**Stated exercise:**
Below are entries to be transcribed exactly; exclude the pictures from the copy.

____ Records

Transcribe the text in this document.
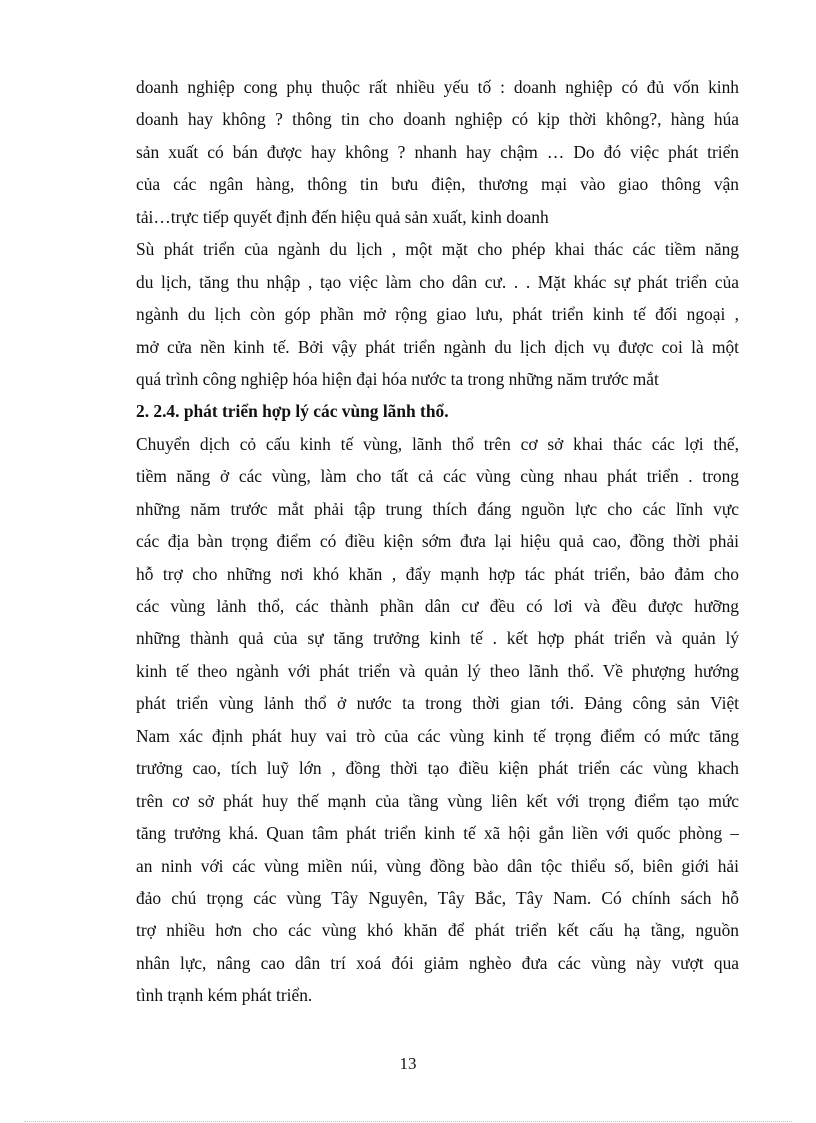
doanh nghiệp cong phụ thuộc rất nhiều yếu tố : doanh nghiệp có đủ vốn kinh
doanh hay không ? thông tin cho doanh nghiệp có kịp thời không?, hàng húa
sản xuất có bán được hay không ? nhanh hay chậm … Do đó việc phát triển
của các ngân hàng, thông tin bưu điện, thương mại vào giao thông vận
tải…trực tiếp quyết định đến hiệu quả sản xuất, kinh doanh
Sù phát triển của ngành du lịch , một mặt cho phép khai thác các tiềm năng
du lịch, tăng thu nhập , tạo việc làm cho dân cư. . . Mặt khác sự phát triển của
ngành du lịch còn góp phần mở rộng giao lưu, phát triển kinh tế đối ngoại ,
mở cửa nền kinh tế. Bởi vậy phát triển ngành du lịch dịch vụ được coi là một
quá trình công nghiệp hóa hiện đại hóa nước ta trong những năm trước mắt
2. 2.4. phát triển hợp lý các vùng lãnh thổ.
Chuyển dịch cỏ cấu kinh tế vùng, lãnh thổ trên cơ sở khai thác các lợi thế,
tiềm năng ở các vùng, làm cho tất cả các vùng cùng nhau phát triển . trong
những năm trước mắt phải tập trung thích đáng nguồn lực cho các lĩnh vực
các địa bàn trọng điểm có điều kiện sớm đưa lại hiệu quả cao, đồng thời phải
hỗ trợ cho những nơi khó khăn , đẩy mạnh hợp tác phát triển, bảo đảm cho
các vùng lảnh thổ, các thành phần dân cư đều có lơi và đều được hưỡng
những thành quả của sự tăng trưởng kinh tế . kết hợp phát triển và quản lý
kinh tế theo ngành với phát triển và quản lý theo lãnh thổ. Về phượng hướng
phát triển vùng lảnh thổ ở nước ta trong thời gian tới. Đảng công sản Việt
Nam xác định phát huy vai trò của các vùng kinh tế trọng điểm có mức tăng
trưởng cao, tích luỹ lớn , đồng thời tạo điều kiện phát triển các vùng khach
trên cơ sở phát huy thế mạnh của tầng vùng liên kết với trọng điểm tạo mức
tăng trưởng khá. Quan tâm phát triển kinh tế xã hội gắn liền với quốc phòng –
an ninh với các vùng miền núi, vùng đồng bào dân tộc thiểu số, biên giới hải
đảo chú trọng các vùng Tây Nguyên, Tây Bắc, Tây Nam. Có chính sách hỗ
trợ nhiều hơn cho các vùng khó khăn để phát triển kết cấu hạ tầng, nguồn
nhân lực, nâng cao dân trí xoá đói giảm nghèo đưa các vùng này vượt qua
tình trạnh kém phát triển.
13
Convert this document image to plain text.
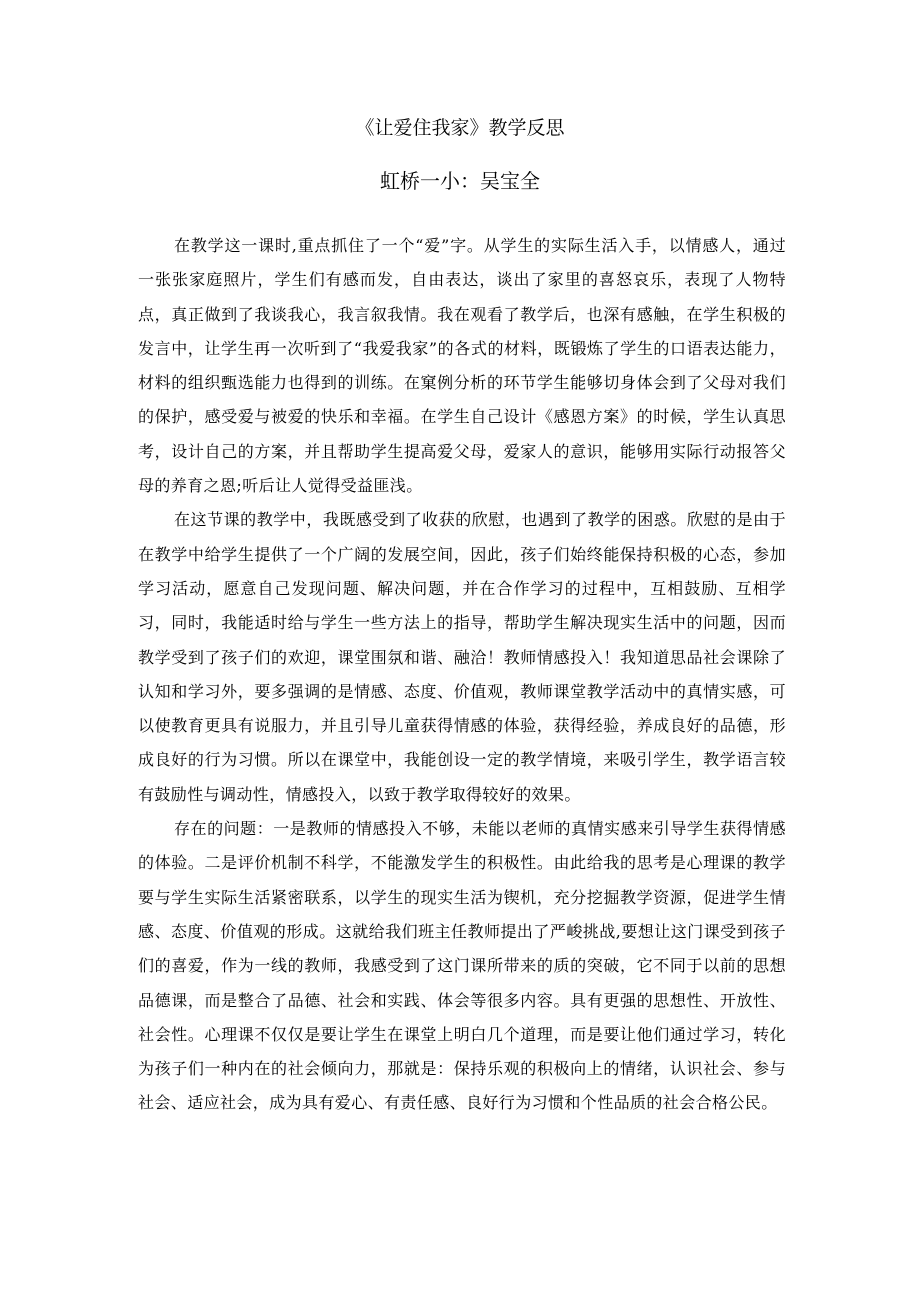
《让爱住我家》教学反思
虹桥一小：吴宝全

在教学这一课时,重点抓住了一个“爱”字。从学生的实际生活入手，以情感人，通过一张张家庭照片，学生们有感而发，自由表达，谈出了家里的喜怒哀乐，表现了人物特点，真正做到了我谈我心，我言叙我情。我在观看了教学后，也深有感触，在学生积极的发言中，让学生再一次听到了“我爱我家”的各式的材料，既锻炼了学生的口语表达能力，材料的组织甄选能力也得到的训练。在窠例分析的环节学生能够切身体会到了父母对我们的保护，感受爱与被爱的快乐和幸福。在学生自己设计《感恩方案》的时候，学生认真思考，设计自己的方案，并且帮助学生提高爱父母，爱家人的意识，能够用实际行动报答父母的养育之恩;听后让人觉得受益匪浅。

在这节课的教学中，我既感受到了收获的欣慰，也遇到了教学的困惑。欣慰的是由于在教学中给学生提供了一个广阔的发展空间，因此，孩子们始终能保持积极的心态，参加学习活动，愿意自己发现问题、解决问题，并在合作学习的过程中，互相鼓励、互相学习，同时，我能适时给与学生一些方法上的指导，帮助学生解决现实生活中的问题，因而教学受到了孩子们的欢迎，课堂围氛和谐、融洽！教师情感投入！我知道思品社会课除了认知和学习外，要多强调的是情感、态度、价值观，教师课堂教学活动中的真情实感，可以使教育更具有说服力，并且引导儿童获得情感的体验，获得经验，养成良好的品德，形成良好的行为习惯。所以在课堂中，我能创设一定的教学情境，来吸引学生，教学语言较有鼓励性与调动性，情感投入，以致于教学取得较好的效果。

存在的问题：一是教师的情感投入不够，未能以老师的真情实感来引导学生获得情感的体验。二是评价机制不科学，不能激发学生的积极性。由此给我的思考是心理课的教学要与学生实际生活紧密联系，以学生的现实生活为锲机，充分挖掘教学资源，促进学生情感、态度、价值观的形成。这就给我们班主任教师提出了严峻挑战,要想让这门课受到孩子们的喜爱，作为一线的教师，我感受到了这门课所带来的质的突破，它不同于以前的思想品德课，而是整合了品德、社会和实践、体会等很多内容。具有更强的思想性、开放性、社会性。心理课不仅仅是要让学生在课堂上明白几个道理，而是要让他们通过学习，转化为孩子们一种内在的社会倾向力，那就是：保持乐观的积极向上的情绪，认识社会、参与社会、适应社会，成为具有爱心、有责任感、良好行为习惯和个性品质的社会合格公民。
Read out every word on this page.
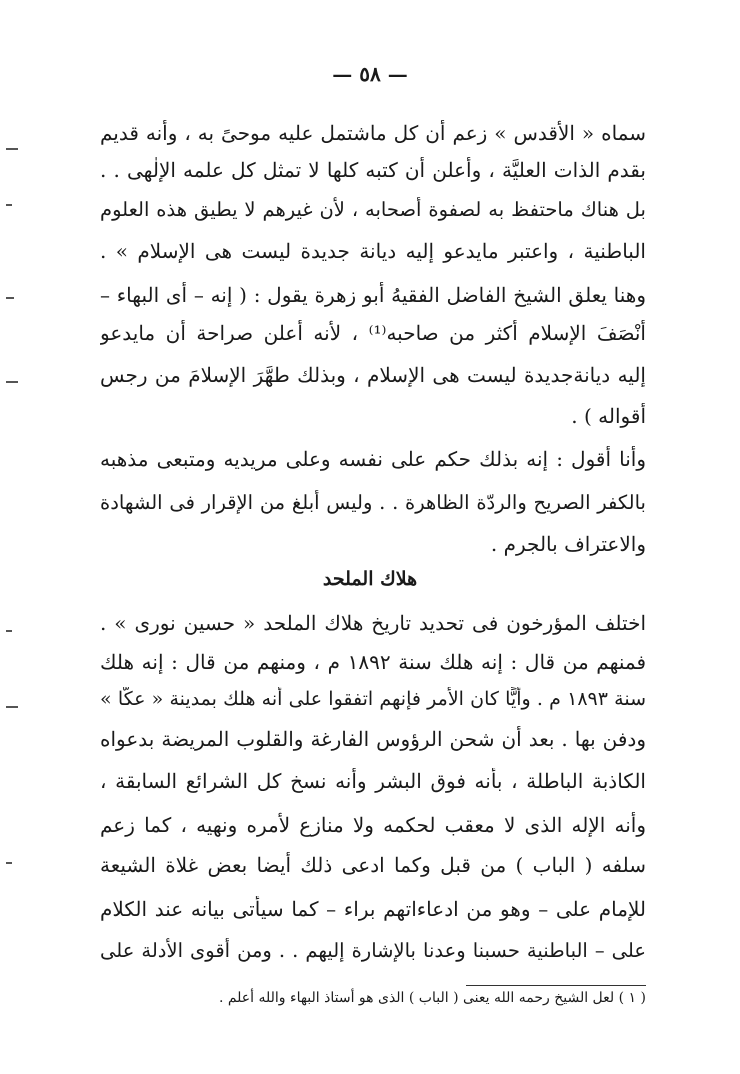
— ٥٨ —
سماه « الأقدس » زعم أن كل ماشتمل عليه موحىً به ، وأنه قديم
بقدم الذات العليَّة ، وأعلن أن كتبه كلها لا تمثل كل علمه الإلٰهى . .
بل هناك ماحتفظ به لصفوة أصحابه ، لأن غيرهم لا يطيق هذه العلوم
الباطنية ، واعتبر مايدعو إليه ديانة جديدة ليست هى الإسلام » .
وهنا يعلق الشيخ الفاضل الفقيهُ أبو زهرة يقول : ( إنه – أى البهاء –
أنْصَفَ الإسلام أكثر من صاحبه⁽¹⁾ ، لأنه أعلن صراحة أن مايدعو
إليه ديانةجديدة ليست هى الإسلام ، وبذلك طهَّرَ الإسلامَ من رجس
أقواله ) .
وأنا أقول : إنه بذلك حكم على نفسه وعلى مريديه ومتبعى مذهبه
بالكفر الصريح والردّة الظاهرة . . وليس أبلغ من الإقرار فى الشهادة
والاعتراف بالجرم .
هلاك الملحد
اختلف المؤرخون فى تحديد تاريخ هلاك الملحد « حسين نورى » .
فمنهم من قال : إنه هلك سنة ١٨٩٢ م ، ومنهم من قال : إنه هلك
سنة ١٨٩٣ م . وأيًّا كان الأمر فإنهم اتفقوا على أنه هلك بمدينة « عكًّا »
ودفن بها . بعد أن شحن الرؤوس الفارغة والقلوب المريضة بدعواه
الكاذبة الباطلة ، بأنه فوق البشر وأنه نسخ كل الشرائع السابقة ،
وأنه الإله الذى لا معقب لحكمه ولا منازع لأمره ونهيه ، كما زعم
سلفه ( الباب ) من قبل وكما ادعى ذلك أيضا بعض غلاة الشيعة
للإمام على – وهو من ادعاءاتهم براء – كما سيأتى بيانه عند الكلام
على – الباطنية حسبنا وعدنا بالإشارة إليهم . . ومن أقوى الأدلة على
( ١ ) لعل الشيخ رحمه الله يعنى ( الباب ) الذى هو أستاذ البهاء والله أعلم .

________

**Exercise result:**
Transcribe the text in this document.
doanh nghiệp cong phụ thuộc rất nhiều yếu tố : doanh nghiệp có đủ vốn kinh
doanh hay không ? thông tin cho doanh nghiệp có kịp thời không?, hàng húa
sản xuất có bán được hay không ? nhanh hay chậm … Do đó việc phát triển
của các ngân hàng, thông tin bưu điện, thương mại vào giao thông vận
tải…trực tiếp quyết định đến hiệu quả sản xuất, kinh doanh
Sù phát triển của ngành du lịch , một mặt cho phép khai thác các tiềm năng
du lịch, tăng thu nhập , tạo việc làm cho dân cư. . . Mặt khác sự phát triển của
ngành du lịch còn góp phần mở rộng giao lưu, phát triển kinh tế đối ngoại ,
mở cửa nền kinh tế. Bởi vậy phát triển ngành du lịch dịch vụ được coi là một
quá trình công nghiệp hóa hiện đại hóa nước ta trong những năm trước mắt
2. 2.4. phát triển hợp lý các vùng lãnh thổ.
Chuyển dịch cỏ cấu kinh tế vùng, lãnh thổ trên cơ sở khai thác các lợi thế,
tiềm năng ở các vùng, làm cho tất cả các vùng cùng nhau phát triển . trong
những năm trước mắt phải tập trung thích đáng nguồn lực cho các lĩnh vực
các địa bàn trọng điểm có điều kiện sớm đưa lại hiệu quả cao, đồng thời phải
hỗ trợ cho những nơi khó khăn , đẩy mạnh hợp tác phát triển, bảo đảm cho
các vùng lảnh thổ, các thành phần dân cư đều có lơi và đều được hưỡng
những thành quả của sự tăng trưởng kinh tế . kết hợp phát triển và quản lý
kinh tế theo ngành với phát triển và quản lý theo lãnh thổ. Về phượng hướng
phát triển vùng lảnh thổ ở nước ta trong thời gian tới. Đảng công sản Việt
Nam xác định phát huy vai trò của các vùng kinh tế trọng điểm có mức tăng
trưởng cao, tích luỹ lớn , đồng thời tạo điều kiện phát triển các vùng khach
trên cơ sở phát huy thế mạnh của tầng vùng liên kết với trọng điểm tạo mức
tăng trưởng khá. Quan tâm phát triển kinh tế xã hội gắn liền với quốc phòng –
an ninh với các vùng miền núi, vùng đồng bào dân tộc thiểu số, biên giới hải
đảo chú trọng các vùng Tây Nguyên, Tây Bắc, Tây Nam. Có chính sách hỗ
trợ nhiều hơn cho các vùng khó khăn để phát triển kết cấu hạ tầng, nguồn
nhân lực, nâng cao dân trí xoá đói giảm nghèo đưa các vùng này vượt qua
tình trạnh kém phát triển.
13
Convert this document image to plain text.
《让爱住我家》教学反思
虹桥一小：吴宝全

在教学这一课时,重点抓住了一个“爱”字。从学生的实际生活入手，以情感人，通过一张张家庭照片，学生们有感而发，自由表达，谈出了家里的喜怒哀乐，表现了人物特点，真正做到了我谈我心，我言叙我情。我在观看了教学后，也深有感触，在学生积极的发言中，让学生再一次听到了“我爱我家”的各式的材料，既锻炼了学生的口语表达能力，材料的组织甄选能力也得到的训练。在窠例分析的环节学生能够切身体会到了父母对我们的保护，感受爱与被爱的快乐和幸福。在学生自己设计《感恩方案》的时候，学生认真思考，设计自己的方案，并且帮助学生提高爱父母，爱家人的意识，能够用实际行动报答父母的养育之恩;听后让人觉得受益匪浅。

在这节课的教学中，我既感受到了收获的欣慰，也遇到了教学的困惑。欣慰的是由于在教学中给学生提供了一个广阔的发展空间，因此，孩子们始终能保持积极的心态，参加学习活动，愿意自己发现问题、解决问题，并在合作学习的过程中，互相鼓励、互相学习，同时，我能适时给与学生一些方法上的指导，帮助学生解决现实生活中的问题，因而教学受到了孩子们的欢迎，课堂围氛和谐、融洽！教师情感投入！我知道思品社会课除了认知和学习外，要多强调的是情感、态度、价值观，教师课堂教学活动中的真情实感，可以使教育更具有说服力，并且引导儿童获得情感的体验，获得经验，养成良好的品德，形成良好的行为习惯。所以在课堂中，我能创设一定的教学情境，来吸引学生，教学语言较有鼓励性与调动性，情感投入，以致于教学取得较好的效果。

存在的问题：一是教师的情感投入不够，未能以老师的真情实感来引导学生获得情感的体验。二是评价机制不科学，不能激发学生的积极性。由此给我的思考是心理课的教学要与学生实际生活紧密联系，以学生的现实生活为锲机，充分挖掘教学资源，促进学生情感、态度、价值观的形成。这就给我们班主任教师提出了严峻挑战,要想让这门课受到孩子们的喜爱，作为一线的教师，我感受到了这门课所带来的质的突破，它不同于以前的思想品德课，而是整合了品德、社会和实践、体会等很多内容。具有更强的思想性、开放性、社会性。心理课不仅仅是要让学生在课堂上明白几个道理，而是要让他们通过学习，转化为孩子们一种内在的社会倾向力，那就是：保持乐观的积极向上的情绪，认识社会、参与社会、适应社会，成为具有爱心、有责任感、良好行为习惯和个性品质的社会合格公民。
Read out every word on this page.
— ٥٨ —
سماه « الأقدس » زعم أن كل ماشتمل عليه موحىً به ، وأنه قديم
بقدم الذات العليَّة ، وأعلن أن كتبه كلها لا تمثل كل علمه الإلٰهى . .
بل هناك ماحتفظ به لصفوة أصحابه ، لأن غيرهم لا يطيق هذه العلوم
الباطنية ، واعتبر مايدعو إليه ديانة جديدة ليست هى الإسلام » .
وهنا يعلق الشيخ الفاضل الفقيهُ أبو زهرة يقول : ( إنه – أى البهاء –
أنْصَفَ الإسلام أكثر من صاحبه⁽¹⁾ ، لأنه أعلن صراحة أن مايدعو
إليه ديانةجديدة ليست هى الإسلام ، وبذلك طهَّرَ الإسلامَ من رجس
أقواله ) .
وأنا أقول : إنه بذلك حكم على نفسه وعلى مريديه ومتبعى مذهبه
بالكفر الصريح والردّة الظاهرة . . وليس أبلغ من الإقرار فى الشهادة
والاعتراف بالجرم .
هلاك الملحد
اختلف المؤرخون فى تحديد تاريخ هلاك الملحد « حسين نورى » .
فمنهم من قال : إنه هلك سنة ١٨٩٢ م ، ومنهم من قال : إنه هلك
سنة ١٨٩٣ م . وأيًّا كان الأمر فإنهم اتفقوا على أنه هلك بمدينة « عكًّا »
ودفن بها . بعد أن شحن الرؤوس الفارغة والقلوب المريضة بدعواه
الكاذبة الباطلة ، بأنه فوق البشر وأنه نسخ كل الشرائع السابقة ،
وأنه الإله الذى لا معقب لحكمه ولا منازع لأمره ونهيه ، كما زعم
سلفه ( الباب ) من قبل وكما ادعى ذلك أيضا بعض غلاة الشيعة
للإمام على – وهو من ادعاءاتهم براء – كما سيأتى بيانه عند الكلام
على – الباطنية حسبنا وعدنا بالإشارة إليهم . . ومن أقوى الأدلة على
( ١ ) لعل الشيخ رحمه الله يعنى ( الباب ) الذى هو أستاذ البهاء والله أعلم .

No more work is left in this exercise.